▸ **Problem requirements**: Each record below is to be copied word for word, with pictures removed.

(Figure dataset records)
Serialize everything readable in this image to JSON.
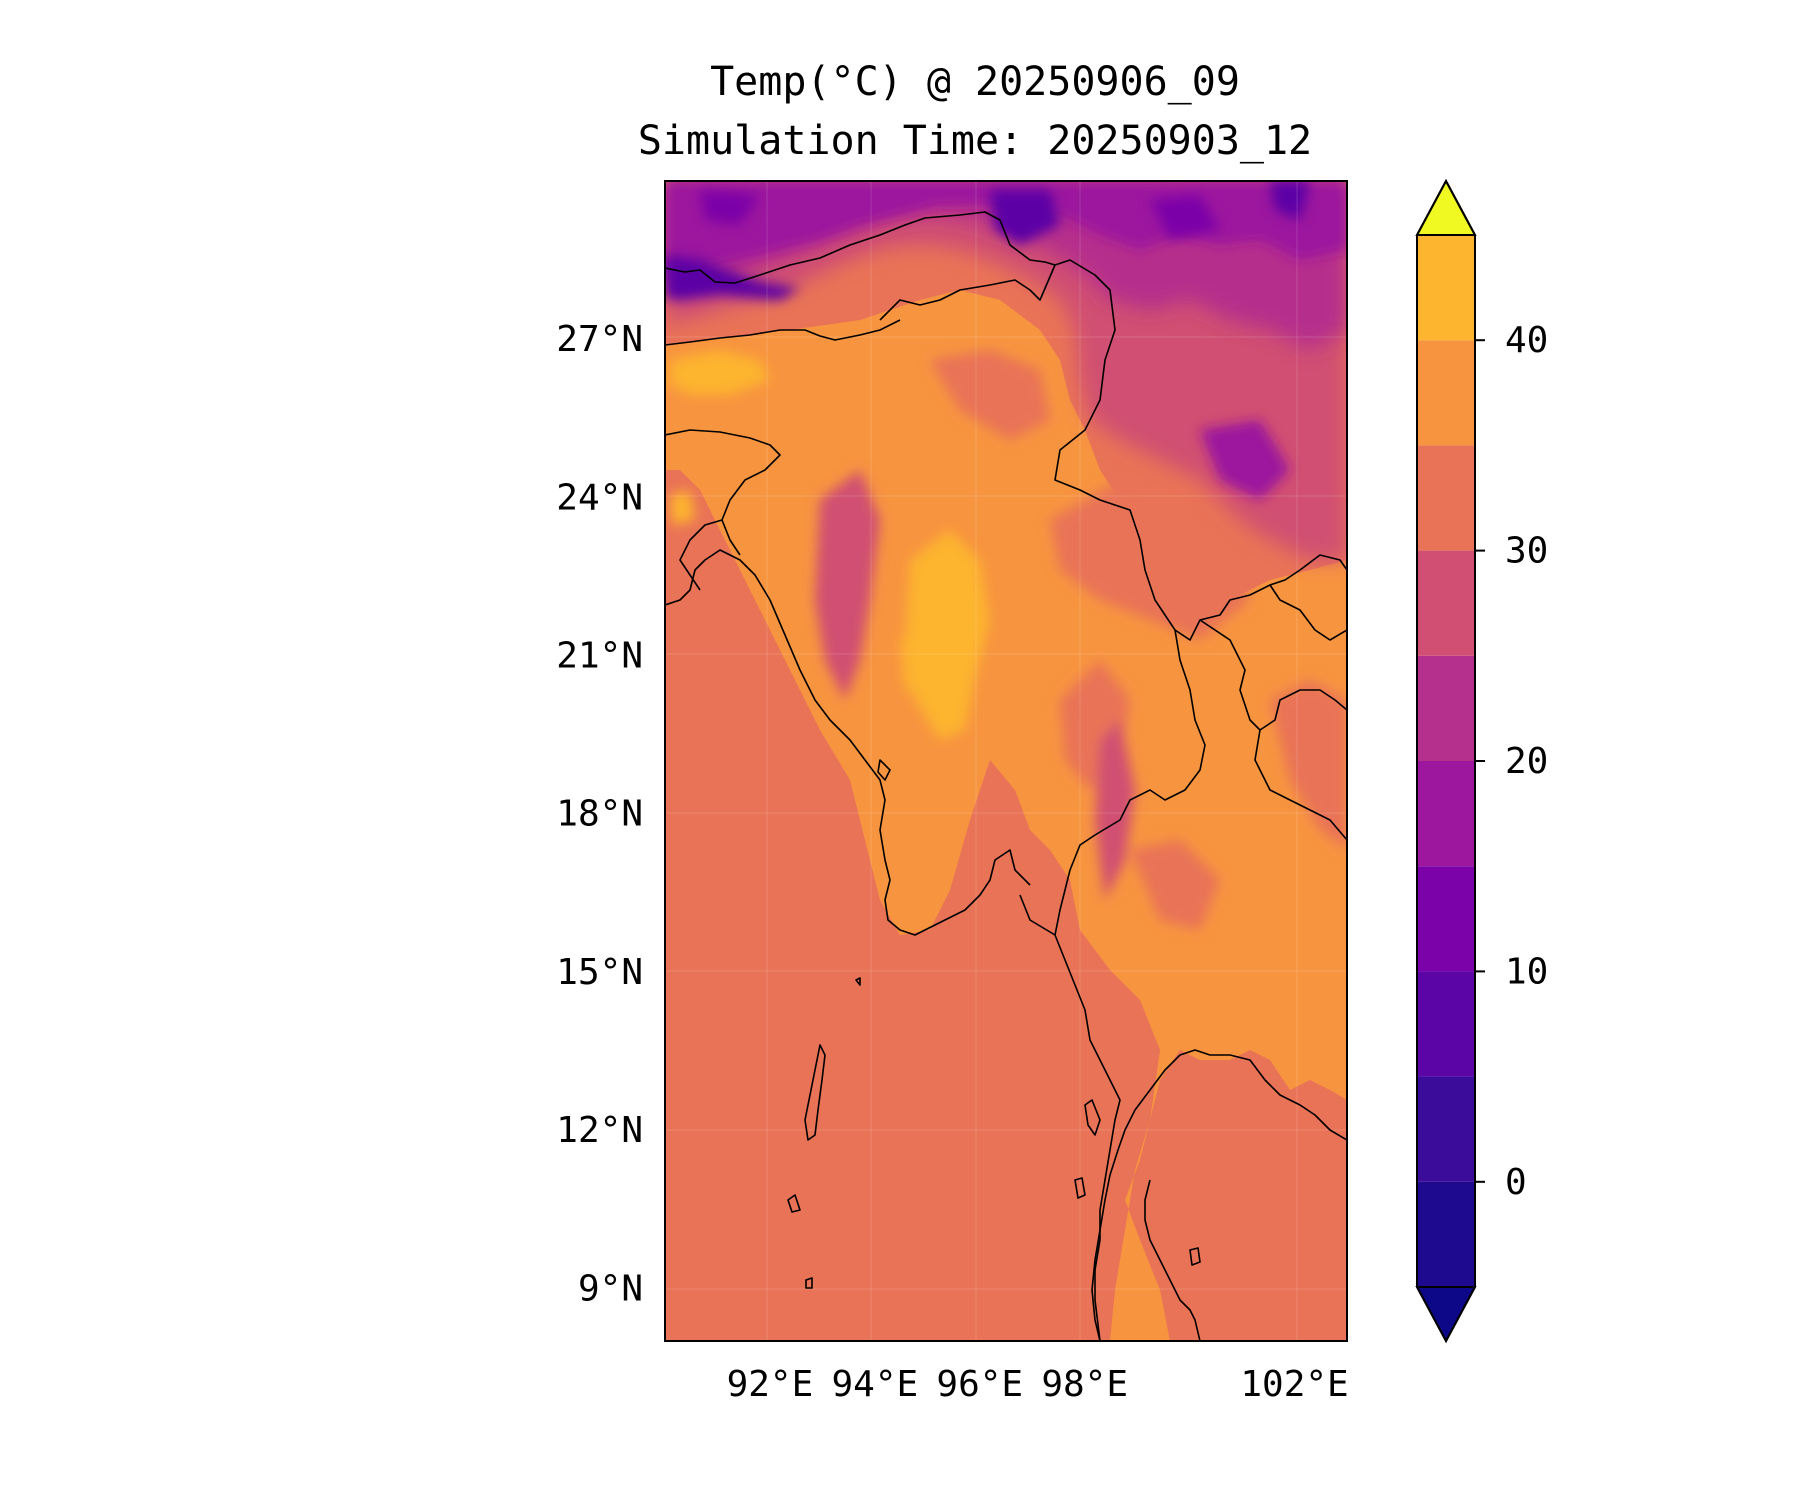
{
  "title_line1": "Temp(°C) @ 20250906_09",
  "title_line2": "Simulation Time: 20250903_12",
  "map": {
    "lat_range": [
      8,
      30
    ],
    "lon_range": [
      90,
      103
    ],
    "lat_ticks": [
      {
        "value": 9,
        "label": "9°N"
      },
      {
        "value": 12,
        "label": "12°N"
      },
      {
        "value": 15,
        "label": "15°N"
      },
      {
        "value": 18,
        "label": "18°N"
      },
      {
        "value": 21,
        "label": "21°N"
      },
      {
        "value": 24,
        "label": "24°N"
      },
      {
        "value": 27,
        "label": "27°N"
      }
    ],
    "lon_ticks": [
      {
        "value": 92,
        "label": "92°E"
      },
      {
        "value": 94,
        "label": "94°E"
      },
      {
        "value": 96,
        "label": "96°E"
      },
      {
        "value": 98,
        "label": "98°E"
      },
      {
        "value": 102,
        "label": "102°E"
      }
    ],
    "gridlines": true
  },
  "colorbar": {
    "min": -5,
    "max": 45,
    "extend": "both",
    "levels": [
      -5,
      0,
      5,
      10,
      15,
      20,
      25,
      30,
      35,
      40,
      45
    ],
    "colors": [
      "#1e0a8e",
      "#3b0b9a",
      "#5c05a6",
      "#7b02a8",
      "#9c179e",
      "#b52f8c",
      "#d04f72",
      "#e97356",
      "#f79440",
      "#fdb42f",
      "#f2e51d"
    ],
    "under_color": "#0d0887",
    "over_color": "#f0f921",
    "ticks": [
      {
        "value": 0,
        "label": "0"
      },
      {
        "value": 10,
        "label": "10"
      },
      {
        "value": 20,
        "label": "20"
      },
      {
        "value": 30,
        "label": "30"
      },
      {
        "value": 40,
        "label": "40"
      }
    ]
  }
}
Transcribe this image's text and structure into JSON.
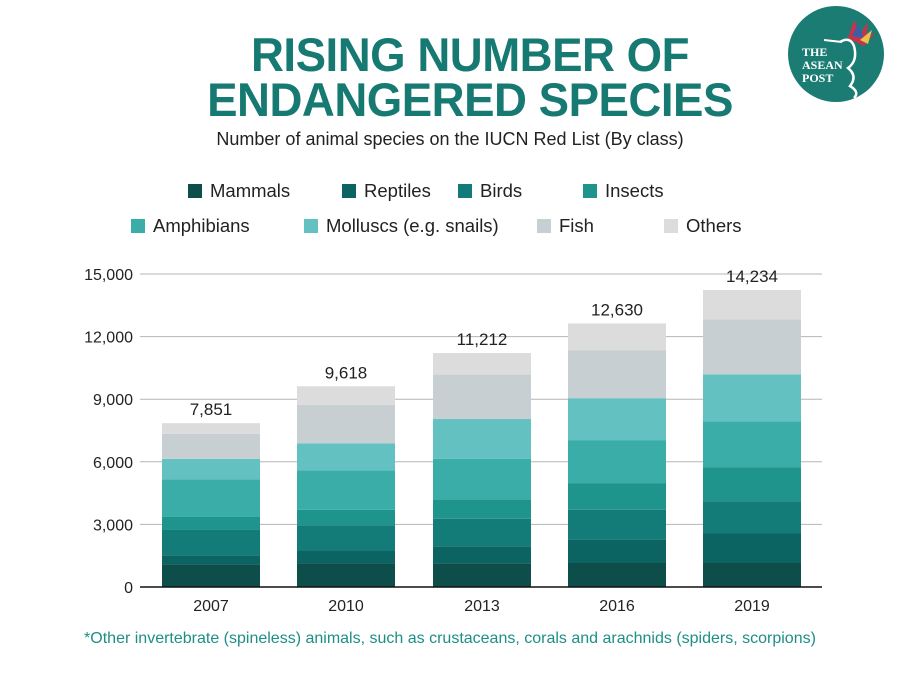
{
  "title_lines": [
    "RISING NUMBER OF",
    "ENDANGERED SPECIES"
  ],
  "subtitle": "Number of animal species on the IUCN Red List (By class)",
  "logo": {
    "text": "THE ASEAN POST",
    "color": "#1b7c74"
  },
  "footnote": "*Other invertebrate (spineless) animals, such as crustaceans, corals and arachnids (spiders, scorpions)",
  "chart_data": {
    "type": "stacked-bar",
    "categories": [
      "2007",
      "2010",
      "2013",
      "2016",
      "2019"
    ],
    "totals": [
      "7,851",
      "9,618",
      "11,212",
      "12,630",
      "14,234"
    ],
    "ylim": [
      0,
      15000
    ],
    "yticks": [
      "0",
      "3,000",
      "6,000",
      "9,000",
      "12,000",
      "15,000"
    ],
    "grid": true,
    "legend_placement": "top",
    "series": [
      {
        "name": "Mammals",
        "color": "#0d4d4a",
        "values": [
          1094,
          1131,
          1140,
          1150,
          1150
        ]
      },
      {
        "name": "Reptiles",
        "color": "#0b6461",
        "values": [
          422,
          594,
          810,
          1120,
          1435
        ]
      },
      {
        "name": "Birds",
        "color": "#137c78",
        "values": [
          1217,
          1240,
          1320,
          1430,
          1530
        ]
      },
      {
        "name": "Insects",
        "color": "#1f948d",
        "values": [
          623,
          733,
          930,
          1280,
          1630
        ]
      },
      {
        "name": "Amphibians",
        "color": "#3aada9",
        "values": [
          1808,
          1898,
          1950,
          2060,
          2200
        ]
      },
      {
        "name": "Molluscs (e.g. snails)",
        "color": "#64c1c2",
        "values": [
          978,
          1288,
          1900,
          2010,
          2250
        ]
      },
      {
        "name": "Fish",
        "color": "#c7cfd2",
        "values": [
          1201,
          1851,
          2130,
          2300,
          2630
        ]
      },
      {
        "name": "Others",
        "color": "#dcdcdc",
        "values": [
          508,
          883,
          1032,
          1280,
          1409
        ]
      }
    ]
  }
}
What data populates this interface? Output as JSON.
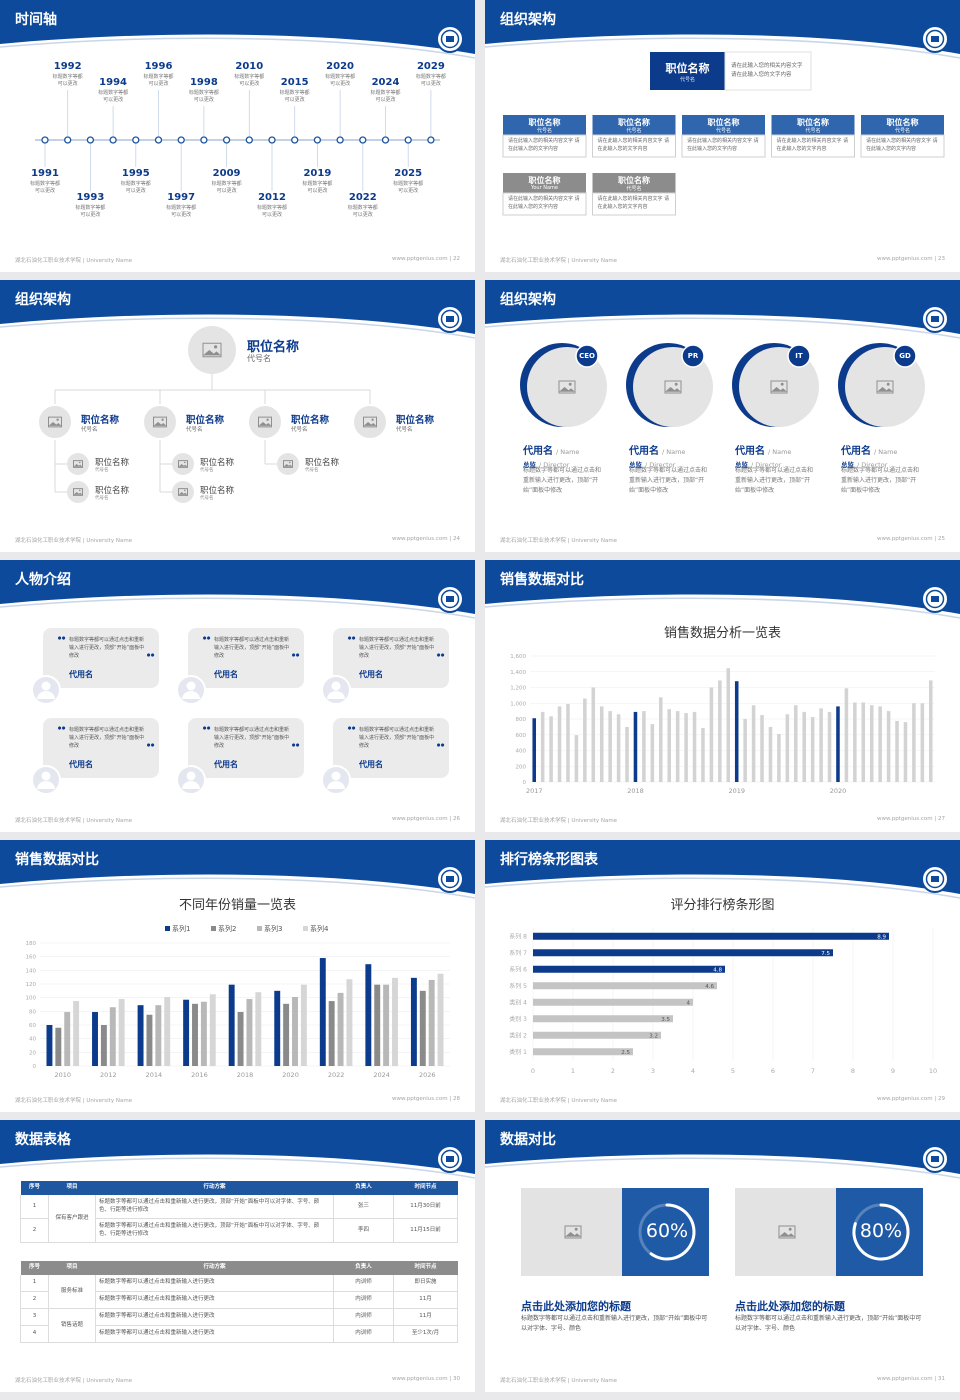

▸ **Complete output**:
Serialize everything readable in this image to JSON.
{
  "title_line1": "Temp(°C) @ 20250906_09",
  "title_line2": "Simulation Time: 20250903_12",
  "map": {
    "lat_range": [
      8,
      30
    ],
    "lon_range": [
      90,
      103
    ],
    "lat_ticks": [
      {
        "value": 9,
        "label": "9°N"
      },
      {
        "value": 12,
        "label": "12°N"
      },
      {
        "value": 15,
        "label": "15°N"
      },
      {
        "value": 18,
        "label": "18°N"
      },
      {
        "value": 21,
        "label": "21°N"
      },
      {
        "value": 24,
        "label": "24°N"
      },
      {
        "value": 27,
        "label": "27°N"
      }
    ],
    "lon_ticks": [
      {
        "value": 92,
        "label": "92°E"
      },
      {
        "value": 94,
        "label": "94°E"
      },
      {
        "value": 96,
        "label": "96°E"
      },
      {
        "value": 98,
        "label": "98°E"
      },
      {
        "value": 102,
        "label": "102°E"
      }
    ],
    "gridlines": true
  },
  "colorbar": {
    "min": -5,
    "max": 45,
    "extend": "both",
    "levels": [
      -5,
      0,
      5,
      10,
      15,
      20,
      25,
      30,
      35,
      40,
      45
    ],
    "colors": [
      "#1e0a8e",
      "#3b0b9a",
      "#5c05a6",
      "#7b02a8",
      "#9c179e",
      "#b52f8c",
      "#d04f72",
      "#e97356",
      "#f79440",
      "#fdb42f",
      "#f2e51d"
    ],
    "under_color": "#0d0887",
    "over_color": "#f0f921",
    "ticks": [
      {
        "value": 0,
        "label": "0"
      },
      {
        "value": 10,
        "label": "10"
      },
      {
        "value": 20,
        "label": "20"
      },
      {
        "value": 30,
        "label": "30"
      },
      {
        "value": 40,
        "label": "40"
      }
    ]
  }
}
Transcribe this image's text and structure into JSON.
{
  "title_lines": [
    "RISING NUMBER OF",
    "ENDANGERED SPECIES"
  ],
  "subtitle": "Number of animal species on the IUCN Red List (By class)",
  "logo": {
    "text": "THE ASEAN POST",
    "color": "#1b7c74"
  },
  "footnote": "*Other invertebrate (spineless) animals, such as crustaceans, corals and arachnids (spiders, scorpions)",
  "chart_data": {
    "type": "stacked-bar",
    "categories": [
      "2007",
      "2010",
      "2013",
      "2016",
      "2019"
    ],
    "totals": [
      "7,851",
      "9,618",
      "11,212",
      "12,630",
      "14,234"
    ],
    "ylim": [
      0,
      15000
    ],
    "yticks": [
      "0",
      "3,000",
      "6,000",
      "9,000",
      "12,000",
      "15,000"
    ],
    "grid": true,
    "legend_placement": "top",
    "series": [
      {
        "name": "Mammals",
        "color": "#0d4d4a",
        "values": [
          1094,
          1131,
          1140,
          1150,
          1150
        ]
      },
      {
        "name": "Reptiles",
        "color": "#0b6461",
        "values": [
          422,
          594,
          810,
          1120,
          1435
        ]
      },
      {
        "name": "Birds",
        "color": "#137c78",
        "values": [
          1217,
          1240,
          1320,
          1430,
          1530
        ]
      },
      {
        "name": "Insects",
        "color": "#1f948d",
        "values": [
          623,
          733,
          930,
          1280,
          1630
        ]
      },
      {
        "name": "Amphibians",
        "color": "#3aada9",
        "values": [
          1808,
          1898,
          1950,
          2060,
          2200
        ]
      },
      {
        "name": "Molluscs (e.g. snails)",
        "color": "#64c1c2",
        "values": [
          978,
          1288,
          1900,
          2010,
          2250
        ]
      },
      {
        "name": "Fish",
        "color": "#c7cfd2",
        "values": [
          1201,
          1851,
          2130,
          2300,
          2630
        ]
      },
      {
        "name": "Others",
        "color": "#dcdcdc",
        "values": [
          508,
          883,
          1032,
          1280,
          1409
        ]
      }
    ]
  }
}
What data populates this interface? Output as JSON.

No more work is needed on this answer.